** Your task **
Report, as a bare number, how many lines contain the string "Generelle".

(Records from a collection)

---

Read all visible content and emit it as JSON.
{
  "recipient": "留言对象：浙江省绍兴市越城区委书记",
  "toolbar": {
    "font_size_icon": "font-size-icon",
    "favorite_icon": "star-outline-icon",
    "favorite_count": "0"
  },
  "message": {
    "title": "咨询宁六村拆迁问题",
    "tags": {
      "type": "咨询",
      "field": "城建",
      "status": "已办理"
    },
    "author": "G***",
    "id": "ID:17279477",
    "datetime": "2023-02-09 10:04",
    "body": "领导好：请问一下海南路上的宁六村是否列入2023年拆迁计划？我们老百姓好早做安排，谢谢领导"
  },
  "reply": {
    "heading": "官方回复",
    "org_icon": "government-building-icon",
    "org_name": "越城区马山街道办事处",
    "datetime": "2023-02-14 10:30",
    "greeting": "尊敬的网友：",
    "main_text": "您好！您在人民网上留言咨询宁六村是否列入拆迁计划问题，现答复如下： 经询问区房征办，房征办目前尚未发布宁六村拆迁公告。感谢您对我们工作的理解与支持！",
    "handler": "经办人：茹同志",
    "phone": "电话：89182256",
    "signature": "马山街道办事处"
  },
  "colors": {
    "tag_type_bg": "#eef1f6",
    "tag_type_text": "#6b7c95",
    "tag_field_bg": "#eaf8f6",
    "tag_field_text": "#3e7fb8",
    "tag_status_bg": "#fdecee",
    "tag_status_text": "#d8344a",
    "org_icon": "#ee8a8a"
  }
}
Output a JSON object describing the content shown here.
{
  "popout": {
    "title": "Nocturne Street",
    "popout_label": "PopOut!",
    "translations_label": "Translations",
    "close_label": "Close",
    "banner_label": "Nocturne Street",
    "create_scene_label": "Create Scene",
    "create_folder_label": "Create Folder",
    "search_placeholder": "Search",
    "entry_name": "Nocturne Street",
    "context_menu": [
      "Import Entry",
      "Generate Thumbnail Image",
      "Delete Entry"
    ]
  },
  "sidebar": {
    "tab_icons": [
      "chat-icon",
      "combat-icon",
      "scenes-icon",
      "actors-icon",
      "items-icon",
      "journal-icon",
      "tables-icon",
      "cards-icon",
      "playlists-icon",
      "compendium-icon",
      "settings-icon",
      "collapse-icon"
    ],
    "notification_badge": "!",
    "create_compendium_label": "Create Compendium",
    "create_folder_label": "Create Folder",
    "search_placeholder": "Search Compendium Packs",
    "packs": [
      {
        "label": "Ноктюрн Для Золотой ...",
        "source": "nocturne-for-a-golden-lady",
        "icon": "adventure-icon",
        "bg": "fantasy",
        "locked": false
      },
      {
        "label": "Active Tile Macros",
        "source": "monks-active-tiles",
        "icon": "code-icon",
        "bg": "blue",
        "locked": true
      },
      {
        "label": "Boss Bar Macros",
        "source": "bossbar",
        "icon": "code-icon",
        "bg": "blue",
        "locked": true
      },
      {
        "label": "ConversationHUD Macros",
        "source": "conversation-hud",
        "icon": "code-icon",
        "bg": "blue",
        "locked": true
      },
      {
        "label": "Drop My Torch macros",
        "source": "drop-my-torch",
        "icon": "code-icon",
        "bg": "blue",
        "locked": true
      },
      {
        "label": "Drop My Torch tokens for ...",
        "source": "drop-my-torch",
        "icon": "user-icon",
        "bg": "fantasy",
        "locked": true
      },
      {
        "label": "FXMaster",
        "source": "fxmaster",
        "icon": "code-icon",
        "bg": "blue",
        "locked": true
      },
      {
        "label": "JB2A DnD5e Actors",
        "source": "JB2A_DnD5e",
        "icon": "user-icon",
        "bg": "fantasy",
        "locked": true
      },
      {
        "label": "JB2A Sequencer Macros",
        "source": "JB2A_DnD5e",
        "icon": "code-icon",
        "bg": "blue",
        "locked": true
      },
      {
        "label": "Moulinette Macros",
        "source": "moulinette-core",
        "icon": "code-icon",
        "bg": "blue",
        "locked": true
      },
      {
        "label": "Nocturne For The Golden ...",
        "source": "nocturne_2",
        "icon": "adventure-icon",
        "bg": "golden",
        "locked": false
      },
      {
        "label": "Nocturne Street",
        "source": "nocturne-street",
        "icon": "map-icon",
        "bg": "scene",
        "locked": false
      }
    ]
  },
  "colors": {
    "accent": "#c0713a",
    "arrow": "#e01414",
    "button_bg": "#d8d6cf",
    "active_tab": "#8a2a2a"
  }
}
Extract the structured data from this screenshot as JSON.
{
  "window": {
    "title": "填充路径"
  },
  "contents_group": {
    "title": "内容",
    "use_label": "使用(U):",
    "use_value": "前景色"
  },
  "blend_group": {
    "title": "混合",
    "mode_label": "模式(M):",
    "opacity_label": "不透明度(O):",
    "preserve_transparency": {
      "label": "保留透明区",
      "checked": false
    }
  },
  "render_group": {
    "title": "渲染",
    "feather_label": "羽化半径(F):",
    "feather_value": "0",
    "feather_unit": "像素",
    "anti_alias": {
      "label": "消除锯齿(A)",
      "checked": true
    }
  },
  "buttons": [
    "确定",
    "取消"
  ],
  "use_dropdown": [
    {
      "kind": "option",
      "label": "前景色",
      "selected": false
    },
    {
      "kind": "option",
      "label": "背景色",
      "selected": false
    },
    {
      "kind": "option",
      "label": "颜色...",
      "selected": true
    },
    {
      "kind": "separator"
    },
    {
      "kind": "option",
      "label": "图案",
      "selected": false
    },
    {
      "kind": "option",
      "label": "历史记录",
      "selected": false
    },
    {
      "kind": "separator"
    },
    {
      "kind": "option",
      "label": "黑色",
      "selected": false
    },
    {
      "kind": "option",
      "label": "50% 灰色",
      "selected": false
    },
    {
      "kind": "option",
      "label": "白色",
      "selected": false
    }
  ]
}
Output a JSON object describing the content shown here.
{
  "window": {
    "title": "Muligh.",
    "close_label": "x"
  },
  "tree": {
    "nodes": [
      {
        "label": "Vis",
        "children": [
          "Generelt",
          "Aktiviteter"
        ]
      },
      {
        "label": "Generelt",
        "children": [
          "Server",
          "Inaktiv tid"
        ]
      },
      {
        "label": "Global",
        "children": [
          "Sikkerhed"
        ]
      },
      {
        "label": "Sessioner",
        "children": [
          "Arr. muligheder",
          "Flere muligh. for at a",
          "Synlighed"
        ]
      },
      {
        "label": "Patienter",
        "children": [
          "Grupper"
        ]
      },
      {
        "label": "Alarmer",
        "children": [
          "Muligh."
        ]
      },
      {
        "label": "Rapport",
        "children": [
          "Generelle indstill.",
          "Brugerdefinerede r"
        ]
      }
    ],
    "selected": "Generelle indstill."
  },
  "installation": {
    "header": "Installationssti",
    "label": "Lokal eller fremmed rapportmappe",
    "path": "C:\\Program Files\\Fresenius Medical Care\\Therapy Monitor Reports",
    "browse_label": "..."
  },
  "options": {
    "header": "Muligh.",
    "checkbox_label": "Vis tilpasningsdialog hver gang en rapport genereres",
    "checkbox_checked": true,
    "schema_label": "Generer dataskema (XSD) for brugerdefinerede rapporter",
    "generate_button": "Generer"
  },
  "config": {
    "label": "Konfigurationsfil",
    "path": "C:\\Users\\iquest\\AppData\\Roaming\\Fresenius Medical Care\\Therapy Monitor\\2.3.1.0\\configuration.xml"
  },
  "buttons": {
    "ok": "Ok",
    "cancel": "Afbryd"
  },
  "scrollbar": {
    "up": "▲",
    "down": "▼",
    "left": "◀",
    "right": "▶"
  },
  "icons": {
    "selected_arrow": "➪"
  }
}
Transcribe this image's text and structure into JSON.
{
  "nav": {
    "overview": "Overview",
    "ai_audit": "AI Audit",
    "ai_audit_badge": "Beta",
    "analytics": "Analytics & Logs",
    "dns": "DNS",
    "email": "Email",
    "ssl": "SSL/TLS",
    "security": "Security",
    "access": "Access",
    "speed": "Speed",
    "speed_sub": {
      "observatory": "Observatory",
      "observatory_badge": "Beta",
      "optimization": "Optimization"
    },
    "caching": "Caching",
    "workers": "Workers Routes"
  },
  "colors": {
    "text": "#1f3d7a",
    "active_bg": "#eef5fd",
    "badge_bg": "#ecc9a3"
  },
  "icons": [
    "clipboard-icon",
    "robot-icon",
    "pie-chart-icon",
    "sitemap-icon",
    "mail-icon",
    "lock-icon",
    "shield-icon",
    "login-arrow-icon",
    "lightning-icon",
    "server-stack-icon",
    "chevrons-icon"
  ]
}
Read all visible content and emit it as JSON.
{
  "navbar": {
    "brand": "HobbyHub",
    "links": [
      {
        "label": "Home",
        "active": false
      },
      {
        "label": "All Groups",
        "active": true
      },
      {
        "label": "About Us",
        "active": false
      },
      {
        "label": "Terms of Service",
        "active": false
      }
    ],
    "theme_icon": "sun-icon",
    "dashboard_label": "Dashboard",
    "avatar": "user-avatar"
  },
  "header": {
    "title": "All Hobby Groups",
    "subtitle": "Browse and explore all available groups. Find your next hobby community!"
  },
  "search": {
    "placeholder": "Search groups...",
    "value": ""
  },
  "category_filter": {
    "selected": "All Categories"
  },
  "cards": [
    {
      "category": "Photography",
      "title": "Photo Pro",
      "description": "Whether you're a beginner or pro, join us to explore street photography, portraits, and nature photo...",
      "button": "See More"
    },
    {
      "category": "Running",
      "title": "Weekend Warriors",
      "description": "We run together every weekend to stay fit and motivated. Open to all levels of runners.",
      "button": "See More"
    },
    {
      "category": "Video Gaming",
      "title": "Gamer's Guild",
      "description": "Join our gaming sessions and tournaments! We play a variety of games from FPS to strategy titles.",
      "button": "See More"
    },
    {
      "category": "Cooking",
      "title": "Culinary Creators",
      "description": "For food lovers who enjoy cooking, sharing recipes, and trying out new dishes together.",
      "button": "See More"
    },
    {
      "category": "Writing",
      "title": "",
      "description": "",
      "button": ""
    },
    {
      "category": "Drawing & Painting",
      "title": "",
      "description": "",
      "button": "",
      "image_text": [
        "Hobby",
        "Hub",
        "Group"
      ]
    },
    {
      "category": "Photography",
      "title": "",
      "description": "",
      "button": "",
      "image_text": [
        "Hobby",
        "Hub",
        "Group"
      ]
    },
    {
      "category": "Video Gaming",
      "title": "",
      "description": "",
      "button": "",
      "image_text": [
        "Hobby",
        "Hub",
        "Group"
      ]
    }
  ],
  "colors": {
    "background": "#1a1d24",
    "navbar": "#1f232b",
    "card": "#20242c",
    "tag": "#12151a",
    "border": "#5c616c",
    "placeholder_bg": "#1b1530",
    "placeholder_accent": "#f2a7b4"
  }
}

---

** Task result **
2